--- Raw data ---
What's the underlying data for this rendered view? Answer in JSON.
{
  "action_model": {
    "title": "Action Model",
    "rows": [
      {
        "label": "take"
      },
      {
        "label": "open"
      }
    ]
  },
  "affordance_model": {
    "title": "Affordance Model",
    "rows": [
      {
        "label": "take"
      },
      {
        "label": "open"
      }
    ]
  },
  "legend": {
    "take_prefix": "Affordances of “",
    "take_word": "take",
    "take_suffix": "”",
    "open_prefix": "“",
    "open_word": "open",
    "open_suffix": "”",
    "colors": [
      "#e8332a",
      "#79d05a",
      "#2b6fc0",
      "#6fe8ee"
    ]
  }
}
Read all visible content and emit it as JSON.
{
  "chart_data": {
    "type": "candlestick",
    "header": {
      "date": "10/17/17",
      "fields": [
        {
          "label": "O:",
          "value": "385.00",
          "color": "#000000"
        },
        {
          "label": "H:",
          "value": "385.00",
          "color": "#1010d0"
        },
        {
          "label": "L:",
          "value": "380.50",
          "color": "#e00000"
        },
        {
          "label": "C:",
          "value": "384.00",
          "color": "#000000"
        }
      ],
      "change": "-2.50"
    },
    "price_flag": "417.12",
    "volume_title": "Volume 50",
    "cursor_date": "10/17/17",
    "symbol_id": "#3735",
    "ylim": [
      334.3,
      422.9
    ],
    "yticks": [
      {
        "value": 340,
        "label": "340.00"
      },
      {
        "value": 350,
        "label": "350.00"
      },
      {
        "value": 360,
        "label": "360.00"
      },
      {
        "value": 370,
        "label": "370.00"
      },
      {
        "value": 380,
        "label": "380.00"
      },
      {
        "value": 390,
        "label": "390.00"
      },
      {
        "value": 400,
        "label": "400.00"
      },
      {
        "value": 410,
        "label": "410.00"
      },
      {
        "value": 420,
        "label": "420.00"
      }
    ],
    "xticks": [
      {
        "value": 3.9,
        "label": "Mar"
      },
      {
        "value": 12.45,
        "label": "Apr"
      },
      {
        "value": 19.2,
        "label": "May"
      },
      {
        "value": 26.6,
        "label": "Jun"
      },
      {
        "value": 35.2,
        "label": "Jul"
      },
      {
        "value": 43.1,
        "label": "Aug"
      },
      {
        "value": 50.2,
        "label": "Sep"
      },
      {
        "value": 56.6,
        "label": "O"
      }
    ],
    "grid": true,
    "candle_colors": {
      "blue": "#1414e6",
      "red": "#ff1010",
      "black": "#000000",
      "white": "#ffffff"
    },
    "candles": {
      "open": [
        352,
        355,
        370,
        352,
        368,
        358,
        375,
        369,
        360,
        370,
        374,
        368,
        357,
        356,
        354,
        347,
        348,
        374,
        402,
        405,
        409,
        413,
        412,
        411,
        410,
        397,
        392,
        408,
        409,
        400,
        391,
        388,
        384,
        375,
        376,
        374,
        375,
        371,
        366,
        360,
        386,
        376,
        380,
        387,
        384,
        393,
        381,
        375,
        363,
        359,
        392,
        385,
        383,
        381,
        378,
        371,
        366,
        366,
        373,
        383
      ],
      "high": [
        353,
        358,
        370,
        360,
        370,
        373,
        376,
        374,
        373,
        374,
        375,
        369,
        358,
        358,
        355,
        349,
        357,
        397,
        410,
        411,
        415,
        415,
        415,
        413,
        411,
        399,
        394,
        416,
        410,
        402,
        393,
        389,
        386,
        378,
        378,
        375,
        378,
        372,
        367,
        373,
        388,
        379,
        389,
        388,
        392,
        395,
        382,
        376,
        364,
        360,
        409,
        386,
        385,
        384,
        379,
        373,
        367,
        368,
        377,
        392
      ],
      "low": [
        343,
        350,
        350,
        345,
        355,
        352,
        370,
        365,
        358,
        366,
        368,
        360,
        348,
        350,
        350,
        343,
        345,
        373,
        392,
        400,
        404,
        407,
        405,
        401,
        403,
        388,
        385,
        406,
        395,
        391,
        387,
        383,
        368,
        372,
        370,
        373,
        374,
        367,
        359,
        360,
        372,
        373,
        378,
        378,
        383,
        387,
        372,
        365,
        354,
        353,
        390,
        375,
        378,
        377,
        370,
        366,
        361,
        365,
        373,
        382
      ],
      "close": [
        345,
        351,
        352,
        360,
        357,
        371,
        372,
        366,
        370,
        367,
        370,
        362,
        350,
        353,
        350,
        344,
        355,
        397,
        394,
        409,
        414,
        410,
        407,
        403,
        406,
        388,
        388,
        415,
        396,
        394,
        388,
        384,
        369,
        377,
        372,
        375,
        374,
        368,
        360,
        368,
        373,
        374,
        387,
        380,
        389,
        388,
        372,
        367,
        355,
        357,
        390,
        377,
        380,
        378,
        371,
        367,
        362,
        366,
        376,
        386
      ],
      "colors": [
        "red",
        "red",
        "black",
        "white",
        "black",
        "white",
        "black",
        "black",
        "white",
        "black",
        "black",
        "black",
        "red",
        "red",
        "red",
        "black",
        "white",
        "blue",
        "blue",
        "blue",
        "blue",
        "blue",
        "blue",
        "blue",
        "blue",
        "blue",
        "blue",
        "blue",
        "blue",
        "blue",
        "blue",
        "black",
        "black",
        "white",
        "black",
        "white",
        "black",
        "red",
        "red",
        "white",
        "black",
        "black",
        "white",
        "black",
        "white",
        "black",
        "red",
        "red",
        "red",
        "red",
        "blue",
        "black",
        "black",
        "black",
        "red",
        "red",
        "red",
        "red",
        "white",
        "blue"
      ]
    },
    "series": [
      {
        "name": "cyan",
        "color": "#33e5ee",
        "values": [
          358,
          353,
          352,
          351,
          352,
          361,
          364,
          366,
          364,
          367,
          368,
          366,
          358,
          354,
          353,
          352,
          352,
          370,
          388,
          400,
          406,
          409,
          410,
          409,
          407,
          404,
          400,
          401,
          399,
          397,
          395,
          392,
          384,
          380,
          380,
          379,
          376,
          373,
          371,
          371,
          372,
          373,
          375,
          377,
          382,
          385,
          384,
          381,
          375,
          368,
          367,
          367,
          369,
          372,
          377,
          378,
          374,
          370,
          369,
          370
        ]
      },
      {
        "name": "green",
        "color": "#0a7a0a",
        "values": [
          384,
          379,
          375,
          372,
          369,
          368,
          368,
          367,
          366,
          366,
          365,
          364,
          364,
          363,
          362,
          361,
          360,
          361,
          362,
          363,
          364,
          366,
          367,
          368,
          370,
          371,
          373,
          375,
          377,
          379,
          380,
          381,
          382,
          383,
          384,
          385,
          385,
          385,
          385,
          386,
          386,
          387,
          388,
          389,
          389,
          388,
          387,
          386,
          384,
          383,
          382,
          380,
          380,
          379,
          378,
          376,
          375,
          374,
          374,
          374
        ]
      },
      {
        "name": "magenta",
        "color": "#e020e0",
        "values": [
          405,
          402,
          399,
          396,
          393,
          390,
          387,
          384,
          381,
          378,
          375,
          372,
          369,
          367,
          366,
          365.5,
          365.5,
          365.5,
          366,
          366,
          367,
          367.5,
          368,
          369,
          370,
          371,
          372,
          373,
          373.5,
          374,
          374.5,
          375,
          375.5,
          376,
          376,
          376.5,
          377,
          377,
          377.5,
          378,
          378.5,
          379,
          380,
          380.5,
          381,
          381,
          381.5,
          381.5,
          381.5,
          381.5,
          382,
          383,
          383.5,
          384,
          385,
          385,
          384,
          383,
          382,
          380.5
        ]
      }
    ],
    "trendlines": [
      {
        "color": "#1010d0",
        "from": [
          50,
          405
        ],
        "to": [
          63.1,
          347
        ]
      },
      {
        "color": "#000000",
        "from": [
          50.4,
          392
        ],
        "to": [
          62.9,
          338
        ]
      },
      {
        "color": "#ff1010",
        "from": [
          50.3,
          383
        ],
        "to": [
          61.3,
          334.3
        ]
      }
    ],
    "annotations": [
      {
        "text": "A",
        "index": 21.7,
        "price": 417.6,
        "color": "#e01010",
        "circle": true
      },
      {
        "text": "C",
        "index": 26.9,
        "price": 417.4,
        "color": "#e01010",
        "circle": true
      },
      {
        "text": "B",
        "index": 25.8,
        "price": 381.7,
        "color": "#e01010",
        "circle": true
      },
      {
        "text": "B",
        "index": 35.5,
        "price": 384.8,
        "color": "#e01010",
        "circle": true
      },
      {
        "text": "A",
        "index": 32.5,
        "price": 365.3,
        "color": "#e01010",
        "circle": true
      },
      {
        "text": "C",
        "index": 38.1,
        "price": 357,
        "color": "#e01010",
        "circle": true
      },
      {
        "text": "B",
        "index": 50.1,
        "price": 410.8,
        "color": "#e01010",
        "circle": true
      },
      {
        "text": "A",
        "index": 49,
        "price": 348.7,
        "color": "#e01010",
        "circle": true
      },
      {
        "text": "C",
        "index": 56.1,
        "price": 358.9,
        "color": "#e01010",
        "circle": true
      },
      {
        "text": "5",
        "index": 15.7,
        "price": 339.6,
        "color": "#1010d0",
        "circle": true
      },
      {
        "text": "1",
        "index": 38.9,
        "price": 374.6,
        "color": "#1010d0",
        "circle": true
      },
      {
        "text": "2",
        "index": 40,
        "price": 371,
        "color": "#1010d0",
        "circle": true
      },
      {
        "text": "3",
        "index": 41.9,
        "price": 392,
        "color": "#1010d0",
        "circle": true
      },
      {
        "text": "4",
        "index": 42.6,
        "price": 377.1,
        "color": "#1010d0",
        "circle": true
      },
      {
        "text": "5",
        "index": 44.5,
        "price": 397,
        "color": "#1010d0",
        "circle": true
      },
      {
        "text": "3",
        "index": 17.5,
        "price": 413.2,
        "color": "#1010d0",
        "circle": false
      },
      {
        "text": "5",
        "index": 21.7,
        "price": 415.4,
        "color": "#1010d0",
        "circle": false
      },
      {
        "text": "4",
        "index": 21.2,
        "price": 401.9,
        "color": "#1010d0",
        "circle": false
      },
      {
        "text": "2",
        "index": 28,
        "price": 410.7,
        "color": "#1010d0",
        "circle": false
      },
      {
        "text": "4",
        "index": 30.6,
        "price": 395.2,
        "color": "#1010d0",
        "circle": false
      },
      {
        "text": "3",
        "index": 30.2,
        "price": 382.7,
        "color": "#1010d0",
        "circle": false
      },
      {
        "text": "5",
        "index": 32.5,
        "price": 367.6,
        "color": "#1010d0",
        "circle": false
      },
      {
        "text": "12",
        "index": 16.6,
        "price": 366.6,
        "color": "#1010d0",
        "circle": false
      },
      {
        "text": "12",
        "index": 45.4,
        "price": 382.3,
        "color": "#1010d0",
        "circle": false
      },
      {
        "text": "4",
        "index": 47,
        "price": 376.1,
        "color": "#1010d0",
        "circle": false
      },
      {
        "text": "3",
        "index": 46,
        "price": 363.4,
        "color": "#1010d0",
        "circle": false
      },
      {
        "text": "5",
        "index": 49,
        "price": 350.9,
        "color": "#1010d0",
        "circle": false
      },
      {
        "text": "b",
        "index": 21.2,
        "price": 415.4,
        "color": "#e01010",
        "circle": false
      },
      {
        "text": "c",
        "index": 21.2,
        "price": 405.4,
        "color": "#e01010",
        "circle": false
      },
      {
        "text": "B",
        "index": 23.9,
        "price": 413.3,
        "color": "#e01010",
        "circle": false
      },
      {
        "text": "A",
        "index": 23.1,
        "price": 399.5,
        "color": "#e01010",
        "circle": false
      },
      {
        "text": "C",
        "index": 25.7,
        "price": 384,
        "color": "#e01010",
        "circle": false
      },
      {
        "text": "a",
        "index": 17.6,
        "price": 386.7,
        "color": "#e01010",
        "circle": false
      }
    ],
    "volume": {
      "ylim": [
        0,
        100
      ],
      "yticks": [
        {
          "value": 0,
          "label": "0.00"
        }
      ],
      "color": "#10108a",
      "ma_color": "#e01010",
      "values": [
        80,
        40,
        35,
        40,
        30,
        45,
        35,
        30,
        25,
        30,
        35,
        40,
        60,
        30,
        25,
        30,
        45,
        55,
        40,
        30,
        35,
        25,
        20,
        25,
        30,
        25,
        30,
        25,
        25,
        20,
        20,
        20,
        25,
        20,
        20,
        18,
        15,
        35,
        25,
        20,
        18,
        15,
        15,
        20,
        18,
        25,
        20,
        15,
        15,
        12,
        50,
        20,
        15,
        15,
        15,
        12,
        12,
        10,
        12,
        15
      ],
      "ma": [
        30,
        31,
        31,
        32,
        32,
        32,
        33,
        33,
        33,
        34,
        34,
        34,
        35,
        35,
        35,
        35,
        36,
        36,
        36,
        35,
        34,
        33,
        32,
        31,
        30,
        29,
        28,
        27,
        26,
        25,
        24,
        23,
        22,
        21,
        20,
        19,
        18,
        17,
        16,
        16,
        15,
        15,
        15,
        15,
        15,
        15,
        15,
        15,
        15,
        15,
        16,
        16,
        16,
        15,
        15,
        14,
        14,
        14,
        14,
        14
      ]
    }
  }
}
---
▶ [Problem description]: Give only the number of lines in the entries above that contain the string "JSON".

▶ [Exercise solution]: 2